WORK TO BE COMPLETED
Write out the whole listing word for word.

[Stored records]
..........
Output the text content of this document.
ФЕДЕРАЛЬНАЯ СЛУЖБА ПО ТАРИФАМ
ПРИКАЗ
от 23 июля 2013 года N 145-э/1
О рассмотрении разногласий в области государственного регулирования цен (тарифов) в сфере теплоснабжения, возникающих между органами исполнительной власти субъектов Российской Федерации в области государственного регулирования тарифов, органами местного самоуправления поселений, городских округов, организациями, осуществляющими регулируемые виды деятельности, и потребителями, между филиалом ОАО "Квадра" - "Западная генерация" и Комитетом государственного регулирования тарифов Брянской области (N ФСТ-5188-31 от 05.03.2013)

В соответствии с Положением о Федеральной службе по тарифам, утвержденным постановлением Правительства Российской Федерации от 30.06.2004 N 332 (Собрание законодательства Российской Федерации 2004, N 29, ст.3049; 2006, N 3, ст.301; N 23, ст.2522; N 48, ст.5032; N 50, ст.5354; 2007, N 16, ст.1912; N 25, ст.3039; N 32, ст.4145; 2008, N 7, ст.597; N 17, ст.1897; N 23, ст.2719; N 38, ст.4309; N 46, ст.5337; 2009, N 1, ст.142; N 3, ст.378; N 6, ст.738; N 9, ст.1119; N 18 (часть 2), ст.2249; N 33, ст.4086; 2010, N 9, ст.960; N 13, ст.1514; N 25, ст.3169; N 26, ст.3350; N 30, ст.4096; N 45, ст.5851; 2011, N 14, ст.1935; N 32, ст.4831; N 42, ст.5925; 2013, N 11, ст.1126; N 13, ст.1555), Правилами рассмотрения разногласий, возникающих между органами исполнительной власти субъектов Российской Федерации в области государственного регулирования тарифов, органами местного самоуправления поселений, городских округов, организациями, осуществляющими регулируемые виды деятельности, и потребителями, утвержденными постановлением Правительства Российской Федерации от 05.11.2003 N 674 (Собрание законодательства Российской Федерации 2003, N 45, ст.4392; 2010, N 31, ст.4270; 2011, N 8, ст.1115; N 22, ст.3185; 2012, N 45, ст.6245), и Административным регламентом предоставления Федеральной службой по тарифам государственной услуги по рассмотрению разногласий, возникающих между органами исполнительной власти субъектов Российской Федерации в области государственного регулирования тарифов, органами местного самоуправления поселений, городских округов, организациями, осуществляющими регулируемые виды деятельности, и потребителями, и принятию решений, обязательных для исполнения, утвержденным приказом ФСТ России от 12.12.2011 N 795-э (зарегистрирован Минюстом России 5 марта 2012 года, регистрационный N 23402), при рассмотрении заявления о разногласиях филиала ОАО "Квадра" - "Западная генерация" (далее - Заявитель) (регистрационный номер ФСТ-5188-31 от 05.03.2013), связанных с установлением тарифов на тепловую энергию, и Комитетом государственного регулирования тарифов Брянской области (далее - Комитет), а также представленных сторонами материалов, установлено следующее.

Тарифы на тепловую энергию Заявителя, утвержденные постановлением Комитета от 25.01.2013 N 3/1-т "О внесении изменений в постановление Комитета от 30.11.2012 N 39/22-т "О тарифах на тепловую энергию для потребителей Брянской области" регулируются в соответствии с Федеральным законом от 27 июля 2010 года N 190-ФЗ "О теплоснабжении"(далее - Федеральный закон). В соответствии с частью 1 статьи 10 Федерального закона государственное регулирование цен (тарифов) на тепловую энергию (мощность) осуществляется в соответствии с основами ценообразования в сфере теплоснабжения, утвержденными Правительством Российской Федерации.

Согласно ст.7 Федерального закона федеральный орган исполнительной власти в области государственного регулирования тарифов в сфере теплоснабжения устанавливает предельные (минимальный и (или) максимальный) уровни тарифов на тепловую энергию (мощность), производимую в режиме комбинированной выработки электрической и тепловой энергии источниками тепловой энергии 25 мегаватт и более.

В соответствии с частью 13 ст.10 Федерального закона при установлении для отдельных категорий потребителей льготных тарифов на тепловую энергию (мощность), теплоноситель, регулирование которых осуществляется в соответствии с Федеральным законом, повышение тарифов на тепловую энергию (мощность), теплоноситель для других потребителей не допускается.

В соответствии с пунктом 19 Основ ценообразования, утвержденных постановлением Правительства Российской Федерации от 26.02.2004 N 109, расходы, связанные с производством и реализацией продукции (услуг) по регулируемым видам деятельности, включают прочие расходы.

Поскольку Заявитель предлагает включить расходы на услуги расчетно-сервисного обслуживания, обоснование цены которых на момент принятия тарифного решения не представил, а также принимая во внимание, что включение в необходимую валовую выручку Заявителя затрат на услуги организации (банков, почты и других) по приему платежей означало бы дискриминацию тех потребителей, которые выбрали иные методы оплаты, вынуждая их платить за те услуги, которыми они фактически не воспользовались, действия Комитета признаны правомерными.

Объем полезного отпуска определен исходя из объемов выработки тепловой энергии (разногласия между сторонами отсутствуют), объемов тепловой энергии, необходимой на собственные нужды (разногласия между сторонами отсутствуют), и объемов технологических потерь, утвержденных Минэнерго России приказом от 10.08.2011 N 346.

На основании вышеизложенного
..........
REPLY TO THE TASK
Output the text content of this document.
ФЕДЕРАЛЬНАЯ СЛУЖБА ПО ТАРИФАМ
ПРИКАЗ
от 23 июля 2013 года N 145-э/1
О рассмотрении разногласий в области государственного регулирования цен (тарифов) в сфере теплоснабжения, возникающих между органами исполнительной власти субъектов Российской Федерации в области государственного регулирования тарифов, органами местного самоуправления поселений, городских округов, организациями, осуществляющими регулируемые виды деятельности, и потребителями, между филиалом ОАО "Квадра" - "Западная генерация" и Комитетом государственного регулирования тарифов Брянской области (N ФСТ-5188-31 от 05.03.2013)

В соответствии с Положением о Федеральной службе по тарифам, утвержденным постановлением Правительства Российской Федерации от 30.06.2004 N 332 (Собрание законодательства Российской Федерации 2004, N 29, ст.3049; 2006, N 3, ст.301; N 23, ст.2522; N 48, ст.5032; N 50, ст.5354; 2007, N 16, ст.1912; N 25, ст.3039; N 32, ст.4145; 2008, N 7, ст.597; N 17, ст.1897; N 23, ст.2719; N 38, ст.4309; N 46, ст.5337; 2009, N 1, ст.142; N 3, ст.378; N 6, ст.738; N 9, ст.1119; N 18 (часть 2), ст.2249; N 33, ст.4086; 2010, N 9, ст.960; N 13, ст.1514; N 25, ст.3169; N 26, ст.3350; N 30, ст.4096; N 45, ст.5851; 2011, N 14, ст.1935; N 32, ст.4831; N 42, ст.5925; 2013, N 11, ст.1126; N 13, ст.1555), Правилами рассмотрения разногласий, возникающих между органами исполнительной власти субъектов Российской Федерации в области государственного регулирования тарифов, органами местного самоуправления поселений, городских округов, организациями, осуществляющими регулируемые виды деятельности, и потребителями, утвержденными постановлением Правительства Российской Федерации от 05.11.2003 N 674 (Собрание законодательства Российской Федерации 2003, N 45, ст.4392; 2010, N 31, ст.4270; 2011, N 8, ст.1115; N 22, ст.3185; 2012, N 45, ст.6245), и Административным регламентом предоставления Федеральной службой по тарифам государственной услуги по рассмотрению разногласий, возникающих между органами исполнительной власти субъектов Российской Федерации в области государственного регулирования тарифов, органами местного самоуправления поселений, городских округов, организациями, осуществляющими регулируемые виды деятельности, и потребителями, и принятию решений, обязательных для исполнения, утвержденным приказом ФСТ России от 12.12.2011 N 795-э (зарегистрирован Минюстом России 5 марта 2012 года, регистрационный N 23402), при рассмотрении заявления о разногласиях филиала ОАО "Квадра" - "Западная генерация" (далее - Заявитель) (регистрационный номер ФСТ-5188-31 от 05.03.2013), связанных с установлением тарифов на тепловую энергию, и Комитетом государственного регулирования тарифов Брянской области (далее - Комитет), а также представленных сторонами материалов, установлено следующее.

Тарифы на тепловую энергию Заявителя, утвержденные постановлением Комитета от 25.01.2013 N 3/1-т "О внесении изменений в постановление Комитета от 30.11.2012 N 39/22-т "О тарифах на тепловую энергию для потребителей Брянской области" регулируются в соответствии с Федеральным законом от 27 июля 2010 года N 190-ФЗ "О теплоснабжении"(далее - Федеральный закон). В соответствии с частью 1 статьи 10 Федерального закона государственное регулирование цен (тарифов) на тепловую энергию (мощность) осуществляется в соответствии с основами ценообразования в сфере теплоснабжения, утвержденными Правительством Российской Федерации.

Согласно ст.7 Федерального закона федеральный орган исполнительной власти в области государственного регулирования тарифов в сфере теплоснабжения устанавливает предельные (минимальный и (или) максимальный) уровни тарифов на тепловую энергию (мощность), производимую в режиме комбинированной выработки электрической и тепловой энергии источниками тепловой энергии 25 мегаватт и более.

В соответствии с частью 13 ст.10 Федерального закона при установлении для отдельных категорий потребителей льготных тарифов на тепловую энергию (мощность), теплоноситель, регулирование которых осуществляется в соответствии с Федеральным законом, повышение тарифов на тепловую энергию (мощность), теплоноситель для других потребителей не допускается.

В соответствии с пунктом 19 Основ ценообразования, утвержденных постановлением Правительства Российской Федерации от 26.02.2004 N 109, расходы, связанные с производством и реализацией продукции (услуг) по регулируемым видам деятельности, включают прочие расходы.

Поскольку Заявитель предлагает включить расходы на услуги расчетно-сервисного обслуживания, обоснование цены которых на момент принятия тарифного решения не представил, а также принимая во внимание, что включение в необходимую валовую выручку Заявителя затрат на услуги организации (банков, почты и других) по приему платежей означало бы дискриминацию тех потребителей, которые выбрали иные методы оплаты, вынуждая их платить за те услуги, которыми они фактически не воспользовались, действия Комитета признаны правомерными.

Объем полезного отпуска определен исходя из объемов выработки тепловой энергии (разногласия между сторонами отсутствуют), объемов тепловой энергии, необходимой на собственные нужды (разногласия между сторонами отсутствуют), и объемов технологических потерь, утвержденных Минэнерго России приказом от 10.08.2011 N 346.

На основании вышеизложенного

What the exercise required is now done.